### [Job]
Write out the data again exactly, skipping every picture.
— Start —
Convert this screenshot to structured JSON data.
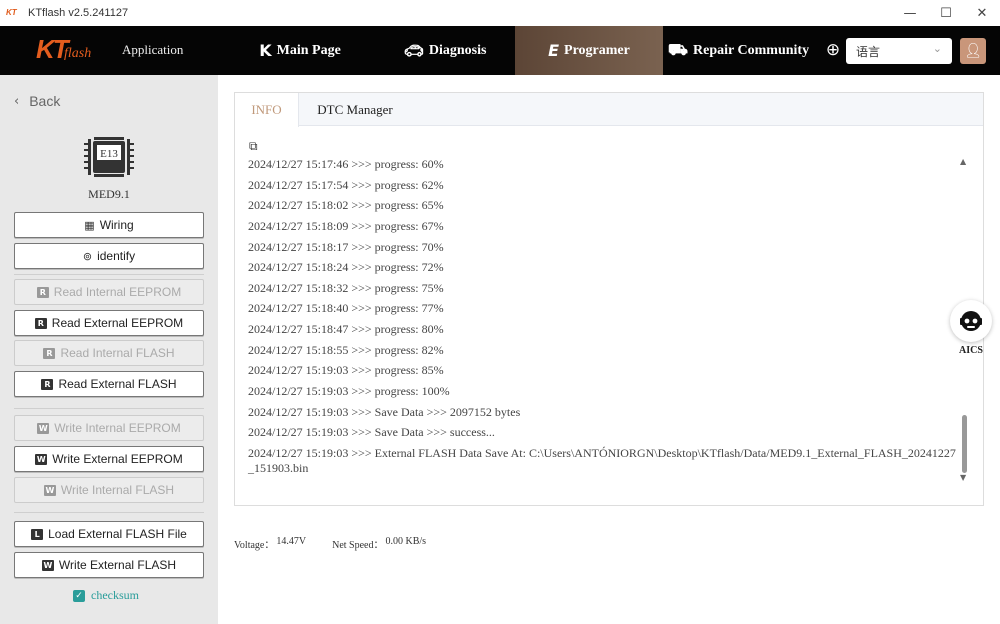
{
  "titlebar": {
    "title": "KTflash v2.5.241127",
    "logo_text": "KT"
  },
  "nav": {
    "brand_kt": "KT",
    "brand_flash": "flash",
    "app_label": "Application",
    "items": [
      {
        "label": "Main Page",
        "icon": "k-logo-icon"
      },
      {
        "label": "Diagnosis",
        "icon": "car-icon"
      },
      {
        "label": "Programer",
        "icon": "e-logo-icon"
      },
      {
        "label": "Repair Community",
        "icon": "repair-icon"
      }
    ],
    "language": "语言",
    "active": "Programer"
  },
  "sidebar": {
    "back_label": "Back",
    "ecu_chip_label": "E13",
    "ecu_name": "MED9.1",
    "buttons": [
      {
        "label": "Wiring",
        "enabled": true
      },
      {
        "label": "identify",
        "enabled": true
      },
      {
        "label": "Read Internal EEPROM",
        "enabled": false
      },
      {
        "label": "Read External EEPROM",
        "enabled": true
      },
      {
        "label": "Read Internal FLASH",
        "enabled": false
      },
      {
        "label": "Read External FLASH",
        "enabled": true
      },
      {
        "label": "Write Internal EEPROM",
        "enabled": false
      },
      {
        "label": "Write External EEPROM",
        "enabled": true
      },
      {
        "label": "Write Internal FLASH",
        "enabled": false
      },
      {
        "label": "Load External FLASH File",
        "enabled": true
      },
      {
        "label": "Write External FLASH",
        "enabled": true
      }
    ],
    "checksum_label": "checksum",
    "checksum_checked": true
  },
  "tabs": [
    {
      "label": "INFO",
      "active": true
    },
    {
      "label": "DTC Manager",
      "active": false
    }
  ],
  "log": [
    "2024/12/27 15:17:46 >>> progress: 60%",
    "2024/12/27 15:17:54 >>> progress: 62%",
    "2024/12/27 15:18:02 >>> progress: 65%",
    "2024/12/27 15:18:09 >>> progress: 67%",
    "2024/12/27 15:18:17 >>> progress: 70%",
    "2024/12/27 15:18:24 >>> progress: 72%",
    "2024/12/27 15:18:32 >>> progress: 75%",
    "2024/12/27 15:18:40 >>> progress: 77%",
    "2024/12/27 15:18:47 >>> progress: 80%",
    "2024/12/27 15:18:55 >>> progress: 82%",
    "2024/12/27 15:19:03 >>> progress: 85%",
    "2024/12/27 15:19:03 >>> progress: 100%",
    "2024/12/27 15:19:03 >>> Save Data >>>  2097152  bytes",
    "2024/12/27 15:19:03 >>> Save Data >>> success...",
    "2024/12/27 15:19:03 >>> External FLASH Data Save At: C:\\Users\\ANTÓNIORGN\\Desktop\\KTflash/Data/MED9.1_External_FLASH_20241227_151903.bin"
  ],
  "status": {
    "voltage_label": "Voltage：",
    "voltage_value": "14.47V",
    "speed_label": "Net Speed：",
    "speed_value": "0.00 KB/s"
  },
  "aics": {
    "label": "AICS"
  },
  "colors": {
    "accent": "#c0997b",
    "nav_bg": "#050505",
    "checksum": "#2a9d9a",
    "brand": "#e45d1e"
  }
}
— End —
### [Response to the task]
Convert this screenshot to structured JSON data.
{
  "titlebar": {
    "title": "KTflash v2.5.241127",
    "logo_text": "KT"
  },
  "nav": {
    "brand_kt": "KT",
    "brand_flash": "flash",
    "app_label": "Application",
    "items": [
      {
        "label": "Main Page",
        "icon": "k-logo-icon"
      },
      {
        "label": "Diagnosis",
        "icon": "car-icon"
      },
      {
        "label": "Programer",
        "icon": "e-logo-icon"
      },
      {
        "label": "Repair Community",
        "icon": "repair-icon"
      }
    ],
    "language": "语言",
    "active": "Programer"
  },
  "sidebar": {
    "back_label": "Back",
    "ecu_chip_label": "E13",
    "ecu_name": "MED9.1",
    "buttons": [
      {
        "label": "Wiring",
        "enabled": true
      },
      {
        "label": "identify",
        "enabled": true
      },
      {
        "label": "Read Internal EEPROM",
        "enabled": false
      },
      {
        "label": "Read External EEPROM",
        "enabled": true
      },
      {
        "label": "Read Internal FLASH",
        "enabled": false
      },
      {
        "label": "Read External FLASH",
        "enabled": true
      },
      {
        "label": "Write Internal EEPROM",
        "enabled": false
      },
      {
        "label": "Write External EEPROM",
        "enabled": true
      },
      {
        "label": "Write Internal FLASH",
        "enabled": false
      },
      {
        "label": "Load External FLASH File",
        "enabled": true
      },
      {
        "label": "Write External FLASH",
        "enabled": true
      }
    ],
    "checksum_label": "checksum",
    "checksum_checked": true
  },
  "tabs": [
    {
      "label": "INFO",
      "active": true
    },
    {
      "label": "DTC Manager",
      "active": false
    }
  ],
  "log": [
    "2024/12/27 15:17:46 >>> progress: 60%",
    "2024/12/27 15:17:54 >>> progress: 62%",
    "2024/12/27 15:18:02 >>> progress: 65%",
    "2024/12/27 15:18:09 >>> progress: 67%",
    "2024/12/27 15:18:17 >>> progress: 70%",
    "2024/12/27 15:18:24 >>> progress: 72%",
    "2024/12/27 15:18:32 >>> progress: 75%",
    "2024/12/27 15:18:40 >>> progress: 77%",
    "2024/12/27 15:18:47 >>> progress: 80%",
    "2024/12/27 15:18:55 >>> progress: 82%",
    "2024/12/27 15:19:03 >>> progress: 85%",
    "2024/12/27 15:19:03 >>> progress: 100%",
    "2024/12/27 15:19:03 >>> Save Data >>>  2097152  bytes",
    "2024/12/27 15:19:03 >>> Save Data >>> success...",
    "2024/12/27 15:19:03 >>> External FLASH Data Save At: C:\\Users\\ANTÓNIORGN\\Desktop\\KTflash/Data/MED9.1_External_FLASH_20241227_151903.bin"
  ],
  "status": {
    "voltage_label": "Voltage：",
    "voltage_value": "14.47V",
    "speed_label": "Net Speed：",
    "speed_value": "0.00 KB/s"
  },
  "aics": {
    "label": "AICS"
  },
  "colors": {
    "accent": "#c0997b",
    "nav_bg": "#050505",
    "checksum": "#2a9d9a",
    "brand": "#e45d1e"
  }
}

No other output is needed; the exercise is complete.